#### Written task:
Pick every line with "text" from the material below.

#### Excerpted data:
╔══
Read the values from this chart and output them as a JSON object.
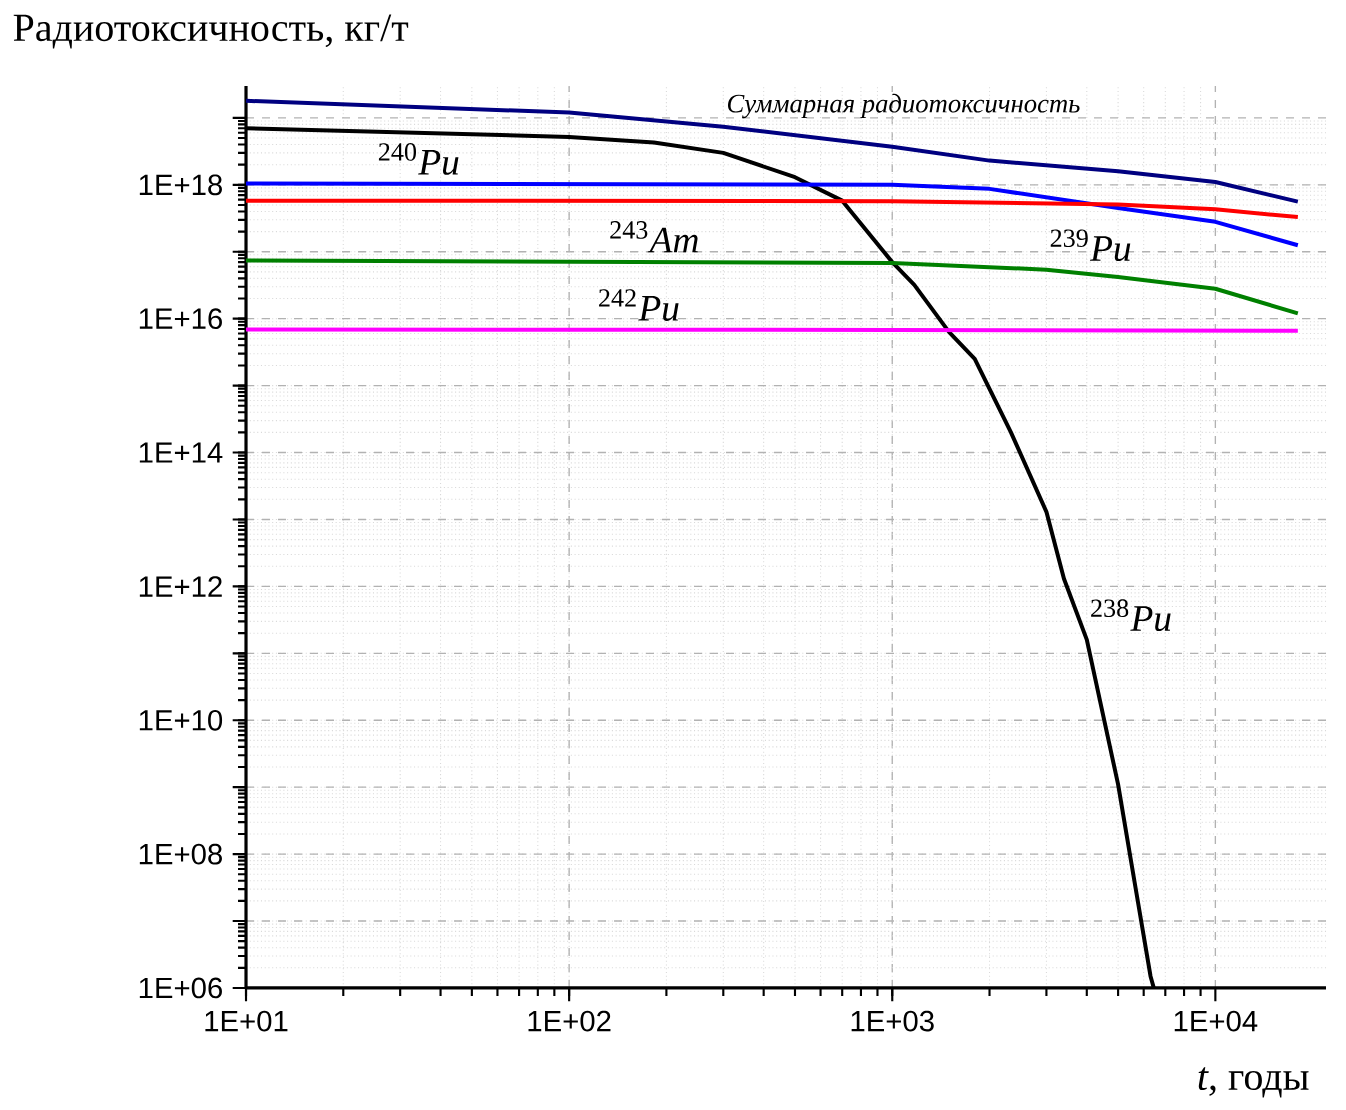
{
  "chart_data": {
    "type": "line",
    "xlabel": "*t*, годы",
    "ylabel": "Радиотоксичность, кг/т",
    "log": "xy",
    "grid": true,
    "xlim": [
      10,
      22000
    ],
    "ylim": [
      1000000.0,
      3e+19
    ],
    "xticks": [
      {
        "value": 10,
        "label": "1E+01"
      },
      {
        "value": 100,
        "label": "1E+02"
      },
      {
        "value": 1000,
        "label": "1E+03"
      },
      {
        "value": 10000,
        "label": "1E+04"
      }
    ],
    "yticks": [
      {
        "value": 1000000.0,
        "label": "1E+06"
      },
      {
        "value": 10000000.0,
        "label": null
      },
      {
        "value": 100000000.0,
        "label": "1E+08"
      },
      {
        "value": 1000000000.0,
        "label": null
      },
      {
        "value": 10000000000.0,
        "label": "1E+10"
      },
      {
        "value": 100000000000.0,
        "label": null
      },
      {
        "value": 1000000000000.0,
        "label": "1E+12"
      },
      {
        "value": 10000000000000.0,
        "label": null
      },
      {
        "value": 100000000000000.0,
        "label": "1E+14"
      },
      {
        "value": 1000000000000000.0,
        "label": null
      },
      {
        "value": 1e+16,
        "label": "1E+16"
      },
      {
        "value": 1e+17,
        "label": null
      },
      {
        "value": 1e+18,
        "label": "1E+18"
      },
      {
        "value": 1e+19,
        "label": null
      }
    ],
    "series": [
      {
        "color": "#000080",
        "x": [
          10,
          100,
          300,
          1000,
          2000,
          5000,
          10000,
          18000
        ],
        "values": [
          1.8e+19,
          1.2e+19,
          7.4e+18,
          3.7e+18,
          2.3e+18,
          1.6e+18,
          1.1e+18,
          5.6e+17
        ]
      },
      {
        "color": "#000000",
        "x": [
          10,
          100,
          183,
          300,
          500,
          700,
          1000,
          1170,
          1500,
          1800,
          2330,
          3000,
          3400,
          4000,
          5000,
          5700,
          6300,
          6450
        ],
        "values": [
          7e+18,
          5.2e+18,
          4.3e+18,
          3e+18,
          1.3e+18,
          5.8e+17,
          7e+16,
          3.2e+16,
          6300000000000000.0,
          2500000000000000.0,
          200000000000000.0,
          13000000000000.0,
          1300000000000.0,
          160000000000.0,
          1100000000.0,
          26000000.0,
          1500000.0,
          1000000.0
        ]
      },
      {
        "color": "#0000ff",
        "x": [
          10,
          1000,
          2000,
          5000,
          10000,
          18000
        ],
        "values": [
          1.05e+18,
          1e+18,
          8.7e+17,
          4.5e+17,
          2.8e+17,
          1.25e+17
        ]
      },
      {
        "color": "#ff0000",
        "x": [
          10,
          1000,
          5000,
          10000,
          18000
        ],
        "values": [
          5.8e+17,
          5.7e+17,
          5.1e+17,
          4.3e+17,
          3.3e+17
        ]
      },
      {
        "color": "#008000",
        "x": [
          10,
          1000,
          3000,
          5000,
          10000,
          18000
        ],
        "values": [
          7.4e+16,
          6.8e+16,
          5.4e+16,
          4.2e+16,
          2.8e+16,
          1.2e+16
        ]
      },
      {
        "color": "#ff00ff",
        "x": [
          10,
          1000,
          18000
        ],
        "values": [
          6900000000000000.0,
          6800000000000000.0,
          6600000000000000.0
        ]
      }
    ],
    "annotations": [
      {
        "text": "*Суммарная радиотоксичность*",
        "x": 300,
        "y": 7.4e+18
      },
      {
        "text": "$^{240}$*Pu*",
        "x": 25,
        "y": 1.05e+18
      },
      {
        "text": "$^{243}$*Am*",
        "x": 130,
        "y": 7.3e+16
      },
      {
        "text": "$^{239}$*Pu*",
        "x": 3000,
        "y": 5.4e+16
      },
      {
        "text": "$^{242}$*Pu*",
        "x": 120,
        "y": 6900000000000000.0
      },
      {
        "text": "$^{238}$*Pu*",
        "x": 4000,
        "y": 160000000000.0
      }
    ]
  }
}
╚══
#### Exercise answer:
        "text": "*Суммарная радиотоксичность*",
        "text": "$^{240}$*Pu*",
        "text": "$^{243}$*Am*",
        "text": "$^{239}$*Pu*",
        "text": "$^{242}$*Pu*",
        "text": "$^{238}$*Pu*",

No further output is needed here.